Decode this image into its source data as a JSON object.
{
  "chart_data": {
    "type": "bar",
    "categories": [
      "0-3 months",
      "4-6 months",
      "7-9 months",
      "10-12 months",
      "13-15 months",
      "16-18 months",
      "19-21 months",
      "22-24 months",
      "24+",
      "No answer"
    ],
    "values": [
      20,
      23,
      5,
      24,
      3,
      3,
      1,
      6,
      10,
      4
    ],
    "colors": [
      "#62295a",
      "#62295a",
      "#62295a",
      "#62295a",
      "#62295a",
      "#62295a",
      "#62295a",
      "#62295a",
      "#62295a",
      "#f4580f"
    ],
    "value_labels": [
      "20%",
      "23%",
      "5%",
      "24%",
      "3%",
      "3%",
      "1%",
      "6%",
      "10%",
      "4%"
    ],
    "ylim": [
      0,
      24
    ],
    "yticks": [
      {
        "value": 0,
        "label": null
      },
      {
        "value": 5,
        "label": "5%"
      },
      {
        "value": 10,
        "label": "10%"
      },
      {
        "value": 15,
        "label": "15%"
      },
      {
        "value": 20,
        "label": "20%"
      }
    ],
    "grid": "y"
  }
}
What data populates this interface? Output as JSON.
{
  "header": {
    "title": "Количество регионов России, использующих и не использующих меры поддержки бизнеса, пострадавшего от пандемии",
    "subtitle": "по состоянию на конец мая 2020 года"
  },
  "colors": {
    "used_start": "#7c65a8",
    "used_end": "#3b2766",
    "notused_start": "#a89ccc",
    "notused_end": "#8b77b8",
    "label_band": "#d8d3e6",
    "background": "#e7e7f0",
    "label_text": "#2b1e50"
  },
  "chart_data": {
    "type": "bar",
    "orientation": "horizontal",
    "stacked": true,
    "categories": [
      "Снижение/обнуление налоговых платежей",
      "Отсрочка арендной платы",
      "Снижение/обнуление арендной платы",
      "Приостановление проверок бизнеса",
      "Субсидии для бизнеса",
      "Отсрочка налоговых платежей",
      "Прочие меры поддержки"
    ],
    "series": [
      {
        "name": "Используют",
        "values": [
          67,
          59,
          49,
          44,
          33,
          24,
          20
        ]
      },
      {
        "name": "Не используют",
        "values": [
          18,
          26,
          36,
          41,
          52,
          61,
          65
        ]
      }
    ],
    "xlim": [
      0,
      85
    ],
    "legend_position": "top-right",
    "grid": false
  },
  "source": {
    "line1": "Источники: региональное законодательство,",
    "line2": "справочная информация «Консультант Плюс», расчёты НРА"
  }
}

Goal:
Output the complete data exactly as written.

Written solution:
Decode this image into its source data as a JSON object.
{
  "chart_data": {
    "type": "bar",
    "categories": [
      "0-3 months",
      "4-6 months",
      "7-9 months",
      "10-12 months",
      "13-15 months",
      "16-18 months",
      "19-21 months",
      "22-24 months",
      "24+",
      "No answer"
    ],
    "values": [
      20,
      23,
      5,
      24,
      3,
      3,
      1,
      6,
      10,
      4
    ],
    "colors": [
      "#62295a",
      "#62295a",
      "#62295a",
      "#62295a",
      "#62295a",
      "#62295a",
      "#62295a",
      "#62295a",
      "#62295a",
      "#f4580f"
    ],
    "value_labels": [
      "20%",
      "23%",
      "5%",
      "24%",
      "3%",
      "3%",
      "1%",
      "6%",
      "10%",
      "4%"
    ],
    "ylim": [
      0,
      24
    ],
    "yticks": [
      {
        "value": 0,
        "label": null
      },
      {
        "value": 5,
        "label": "5%"
      },
      {
        "value": 10,
        "label": "10%"
      },
      {
        "value": 15,
        "label": "15%"
      },
      {
        "value": 20,
        "label": "20%"
      }
    ],
    "grid": "y"
  }
}
What data populates this interface? Output as JSON.
{
  "header": {
    "title": "Количество регионов России, использующих и не использующих меры поддержки бизнеса, пострадавшего от пандемии",
    "subtitle": "по состоянию на конец мая 2020 года"
  },
  "colors": {
    "used_start": "#7c65a8",
    "used_end": "#3b2766",
    "notused_start": "#a89ccc",
    "notused_end": "#8b77b8",
    "label_band": "#d8d3e6",
    "background": "#e7e7f0",
    "label_text": "#2b1e50"
  },
  "chart_data": {
    "type": "bar",
    "orientation": "horizontal",
    "stacked": true,
    "categories": [
      "Снижение/обнуление налоговых платежей",
      "Отсрочка арендной платы",
      "Снижение/обнуление арендной платы",
      "Приостановление проверок бизнеса",
      "Субсидии для бизнеса",
      "Отсрочка налоговых платежей",
      "Прочие меры поддержки"
    ],
    "series": [
      {
        "name": "Используют",
        "values": [
          67,
          59,
          49,
          44,
          33,
          24,
          20
        ]
      },
      {
        "name": "Не используют",
        "values": [
          18,
          26,
          36,
          41,
          52,
          61,
          65
        ]
      }
    ],
    "xlim": [
      0,
      85
    ],
    "legend_position": "top-right",
    "grid": false
  },
  "source": {
    "line1": "Источники: региональное законодательство,",
    "line2": "справочная информация «Консультант Плюс», расчёты НРА"
  }
}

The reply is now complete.